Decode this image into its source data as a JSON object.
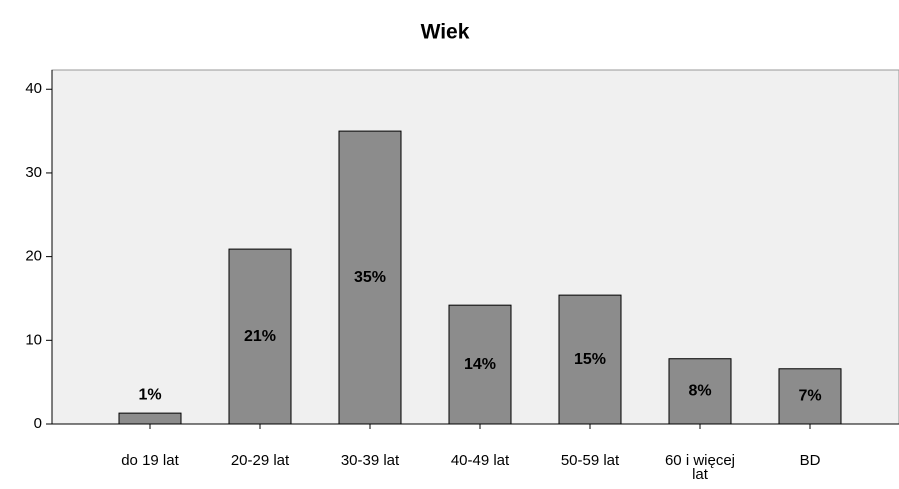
{
  "chart_data": {
    "type": "bar",
    "title": "Wiek",
    "categories": [
      "do 19 lat",
      "20-29 lat",
      "30-39 lat",
      "40-49 lat",
      "50-59 lat",
      "60 i więcej lat",
      "BD"
    ],
    "values": [
      1.3,
      20.9,
      35.0,
      14.2,
      15.4,
      7.8,
      6.6
    ],
    "value_labels": [
      "1%",
      "21%",
      "35%",
      "14%",
      "15%",
      "8%",
      "7%"
    ],
    "color": "#8c8c8c",
    "ylim": [
      0,
      42.3
    ],
    "yticks": [
      0,
      10,
      20,
      30,
      40
    ],
    "grid": false
  }
}
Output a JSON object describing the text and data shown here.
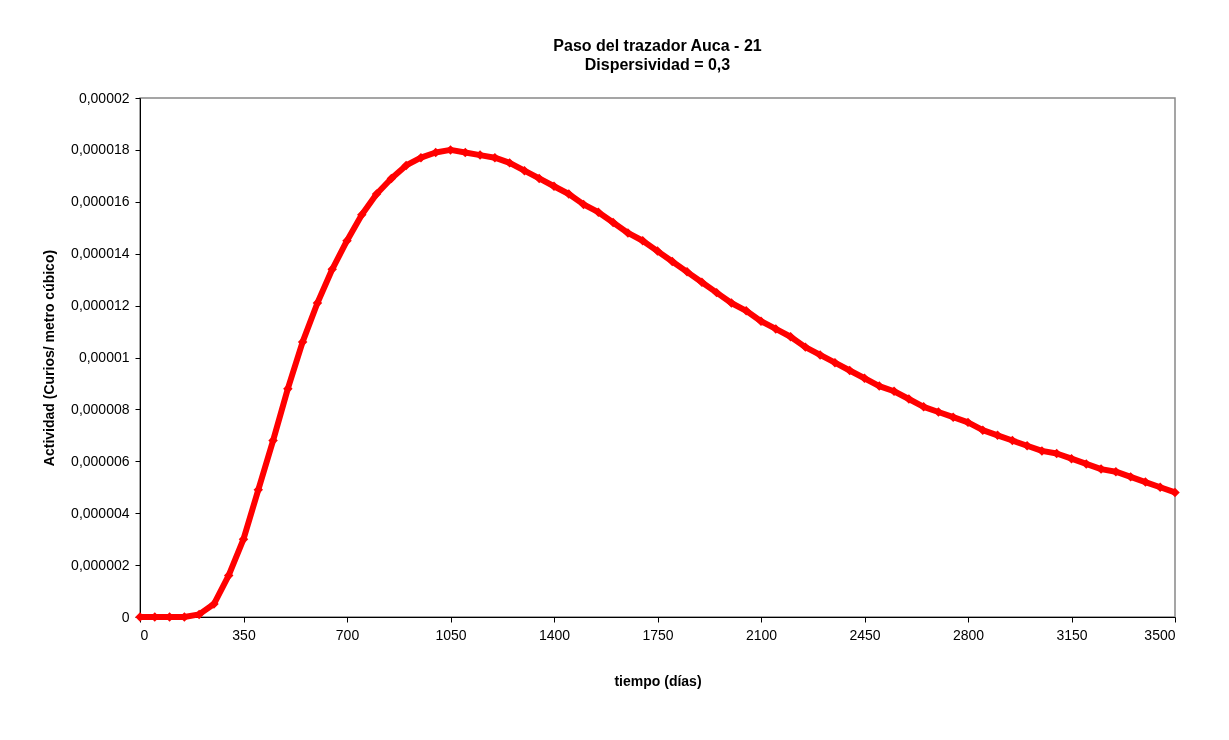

#####

* _YOUR OBJECTIVE_: Excluding the pictures, restate the records above word for word.

* _RESULT_:
Decode this image into its source data as a JSON object.
{
  "chart_data": {
    "type": "bar",
    "title": "Wiek",
    "categories": [
      "do 19 lat",
      "20-29 lat",
      "30-39 lat",
      "40-49 lat",
      "50-59 lat",
      "60 i więcej lat",
      "BD"
    ],
    "values": [
      1.3,
      20.9,
      35.0,
      14.2,
      15.4,
      7.8,
      6.6
    ],
    "value_labels": [
      "1%",
      "21%",
      "35%",
      "14%",
      "15%",
      "8%",
      "7%"
    ],
    "color": "#8c8c8c",
    "ylim": [
      0,
      42.3
    ],
    "yticks": [
      0,
      10,
      20,
      30,
      40
    ],
    "grid": false
  }
}
Output a JSON object describing the text and data shown here.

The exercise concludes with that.